### [WHAT THE TASK REQUIRES]
Extract each line where the string "name" shows up.

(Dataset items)
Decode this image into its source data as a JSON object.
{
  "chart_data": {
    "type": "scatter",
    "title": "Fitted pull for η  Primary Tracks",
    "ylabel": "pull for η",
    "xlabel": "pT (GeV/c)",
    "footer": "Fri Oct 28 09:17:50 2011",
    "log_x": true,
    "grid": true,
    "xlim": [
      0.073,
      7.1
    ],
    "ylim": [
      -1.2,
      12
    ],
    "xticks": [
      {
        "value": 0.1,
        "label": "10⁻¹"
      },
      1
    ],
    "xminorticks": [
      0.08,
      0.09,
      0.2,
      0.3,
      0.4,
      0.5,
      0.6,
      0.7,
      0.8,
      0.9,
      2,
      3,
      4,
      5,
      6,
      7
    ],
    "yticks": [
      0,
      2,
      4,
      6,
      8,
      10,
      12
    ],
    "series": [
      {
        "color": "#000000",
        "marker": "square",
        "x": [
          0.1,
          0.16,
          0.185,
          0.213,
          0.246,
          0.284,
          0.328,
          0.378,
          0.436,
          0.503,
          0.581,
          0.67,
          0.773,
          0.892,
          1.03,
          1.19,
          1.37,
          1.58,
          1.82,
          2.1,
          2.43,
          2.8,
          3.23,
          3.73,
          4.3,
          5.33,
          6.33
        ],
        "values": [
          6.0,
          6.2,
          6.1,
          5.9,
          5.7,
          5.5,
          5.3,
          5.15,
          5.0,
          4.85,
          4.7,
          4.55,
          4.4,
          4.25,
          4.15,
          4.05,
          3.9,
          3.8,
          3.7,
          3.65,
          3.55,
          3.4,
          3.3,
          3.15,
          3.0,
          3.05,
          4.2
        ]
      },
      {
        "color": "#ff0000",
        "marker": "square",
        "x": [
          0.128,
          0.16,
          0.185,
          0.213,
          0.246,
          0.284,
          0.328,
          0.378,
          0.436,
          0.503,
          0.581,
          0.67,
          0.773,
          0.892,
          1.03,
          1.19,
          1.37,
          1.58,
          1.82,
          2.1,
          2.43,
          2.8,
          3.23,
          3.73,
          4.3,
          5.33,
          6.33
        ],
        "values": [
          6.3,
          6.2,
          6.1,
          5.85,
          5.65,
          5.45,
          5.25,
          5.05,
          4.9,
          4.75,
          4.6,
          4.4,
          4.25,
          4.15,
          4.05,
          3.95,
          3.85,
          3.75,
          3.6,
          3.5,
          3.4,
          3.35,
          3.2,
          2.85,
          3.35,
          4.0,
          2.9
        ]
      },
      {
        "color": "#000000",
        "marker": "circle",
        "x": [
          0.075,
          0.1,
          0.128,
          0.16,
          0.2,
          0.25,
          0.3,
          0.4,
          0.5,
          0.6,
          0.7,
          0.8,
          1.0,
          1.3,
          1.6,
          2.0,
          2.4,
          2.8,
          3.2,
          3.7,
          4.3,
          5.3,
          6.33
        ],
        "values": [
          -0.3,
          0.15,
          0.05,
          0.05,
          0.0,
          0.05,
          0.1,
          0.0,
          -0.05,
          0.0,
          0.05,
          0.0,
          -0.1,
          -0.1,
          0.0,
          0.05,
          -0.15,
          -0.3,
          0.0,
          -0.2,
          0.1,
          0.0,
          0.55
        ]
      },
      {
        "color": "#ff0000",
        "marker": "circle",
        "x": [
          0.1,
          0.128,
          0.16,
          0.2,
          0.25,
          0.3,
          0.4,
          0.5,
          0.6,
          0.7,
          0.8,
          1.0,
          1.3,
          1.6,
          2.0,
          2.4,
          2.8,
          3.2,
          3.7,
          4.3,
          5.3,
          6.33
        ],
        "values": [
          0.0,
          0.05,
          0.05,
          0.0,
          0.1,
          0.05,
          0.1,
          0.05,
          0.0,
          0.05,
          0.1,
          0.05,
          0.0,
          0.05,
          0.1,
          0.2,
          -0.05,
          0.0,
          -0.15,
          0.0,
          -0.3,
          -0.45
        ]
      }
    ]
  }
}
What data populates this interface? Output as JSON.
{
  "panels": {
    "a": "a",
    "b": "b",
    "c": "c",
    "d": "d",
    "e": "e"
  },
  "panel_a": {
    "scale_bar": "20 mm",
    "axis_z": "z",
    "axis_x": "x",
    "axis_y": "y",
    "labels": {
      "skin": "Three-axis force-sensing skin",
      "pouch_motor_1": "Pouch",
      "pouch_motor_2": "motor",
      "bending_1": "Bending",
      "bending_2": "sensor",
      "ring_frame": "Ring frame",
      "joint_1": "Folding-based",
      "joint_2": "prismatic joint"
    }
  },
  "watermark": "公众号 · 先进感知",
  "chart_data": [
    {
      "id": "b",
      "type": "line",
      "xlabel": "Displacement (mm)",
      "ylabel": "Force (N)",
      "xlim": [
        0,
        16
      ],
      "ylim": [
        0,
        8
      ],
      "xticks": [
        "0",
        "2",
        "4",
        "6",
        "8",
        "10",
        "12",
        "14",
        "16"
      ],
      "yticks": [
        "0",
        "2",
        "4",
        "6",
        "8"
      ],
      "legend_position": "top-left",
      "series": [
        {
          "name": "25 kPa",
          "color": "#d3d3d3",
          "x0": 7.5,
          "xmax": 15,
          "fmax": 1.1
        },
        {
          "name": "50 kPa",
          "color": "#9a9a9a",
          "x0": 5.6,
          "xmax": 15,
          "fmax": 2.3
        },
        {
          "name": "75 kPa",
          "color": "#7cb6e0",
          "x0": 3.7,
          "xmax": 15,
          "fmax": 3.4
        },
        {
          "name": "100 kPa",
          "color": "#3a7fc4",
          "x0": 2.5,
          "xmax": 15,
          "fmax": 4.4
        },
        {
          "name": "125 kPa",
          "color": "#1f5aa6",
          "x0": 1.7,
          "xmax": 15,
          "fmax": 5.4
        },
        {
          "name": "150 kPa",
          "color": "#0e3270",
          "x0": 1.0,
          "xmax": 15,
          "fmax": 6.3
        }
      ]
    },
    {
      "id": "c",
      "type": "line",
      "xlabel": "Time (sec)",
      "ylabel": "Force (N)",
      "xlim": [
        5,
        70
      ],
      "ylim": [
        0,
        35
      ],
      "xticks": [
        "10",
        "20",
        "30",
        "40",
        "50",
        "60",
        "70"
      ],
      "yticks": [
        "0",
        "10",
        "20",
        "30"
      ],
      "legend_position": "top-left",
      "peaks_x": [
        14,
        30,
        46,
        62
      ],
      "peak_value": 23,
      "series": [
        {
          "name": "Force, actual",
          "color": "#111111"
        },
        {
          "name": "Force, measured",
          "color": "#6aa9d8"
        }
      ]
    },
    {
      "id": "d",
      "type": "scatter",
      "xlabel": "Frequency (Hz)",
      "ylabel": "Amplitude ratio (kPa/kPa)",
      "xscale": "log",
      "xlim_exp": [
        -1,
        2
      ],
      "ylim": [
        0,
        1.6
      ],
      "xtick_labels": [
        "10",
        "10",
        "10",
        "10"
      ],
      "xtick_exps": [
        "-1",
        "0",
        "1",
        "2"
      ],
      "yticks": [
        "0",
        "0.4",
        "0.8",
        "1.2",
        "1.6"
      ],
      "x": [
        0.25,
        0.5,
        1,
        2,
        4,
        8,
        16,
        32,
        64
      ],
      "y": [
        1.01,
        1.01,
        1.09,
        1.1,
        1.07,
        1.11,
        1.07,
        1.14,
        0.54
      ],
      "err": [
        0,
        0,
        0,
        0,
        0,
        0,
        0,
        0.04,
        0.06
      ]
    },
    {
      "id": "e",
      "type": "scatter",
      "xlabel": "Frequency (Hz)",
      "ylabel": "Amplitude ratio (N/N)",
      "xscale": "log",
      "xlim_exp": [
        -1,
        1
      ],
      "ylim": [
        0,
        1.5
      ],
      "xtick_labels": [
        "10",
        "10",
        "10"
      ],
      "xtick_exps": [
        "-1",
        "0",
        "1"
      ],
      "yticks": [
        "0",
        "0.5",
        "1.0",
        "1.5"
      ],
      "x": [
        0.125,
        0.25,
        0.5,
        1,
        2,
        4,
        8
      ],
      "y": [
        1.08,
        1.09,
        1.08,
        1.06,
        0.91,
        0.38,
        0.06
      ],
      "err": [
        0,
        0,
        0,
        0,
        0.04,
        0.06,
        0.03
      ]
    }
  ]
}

### [CORRECT OUTPUT]
          "name": "25 kPa",
          "name": "50 kPa",
          "name": "75 kPa",
          "name": "100 kPa",
          "name": "125 kPa",
          "name": "150 kPa",
          "name": "Force, actual",
          "name": "Force, measured",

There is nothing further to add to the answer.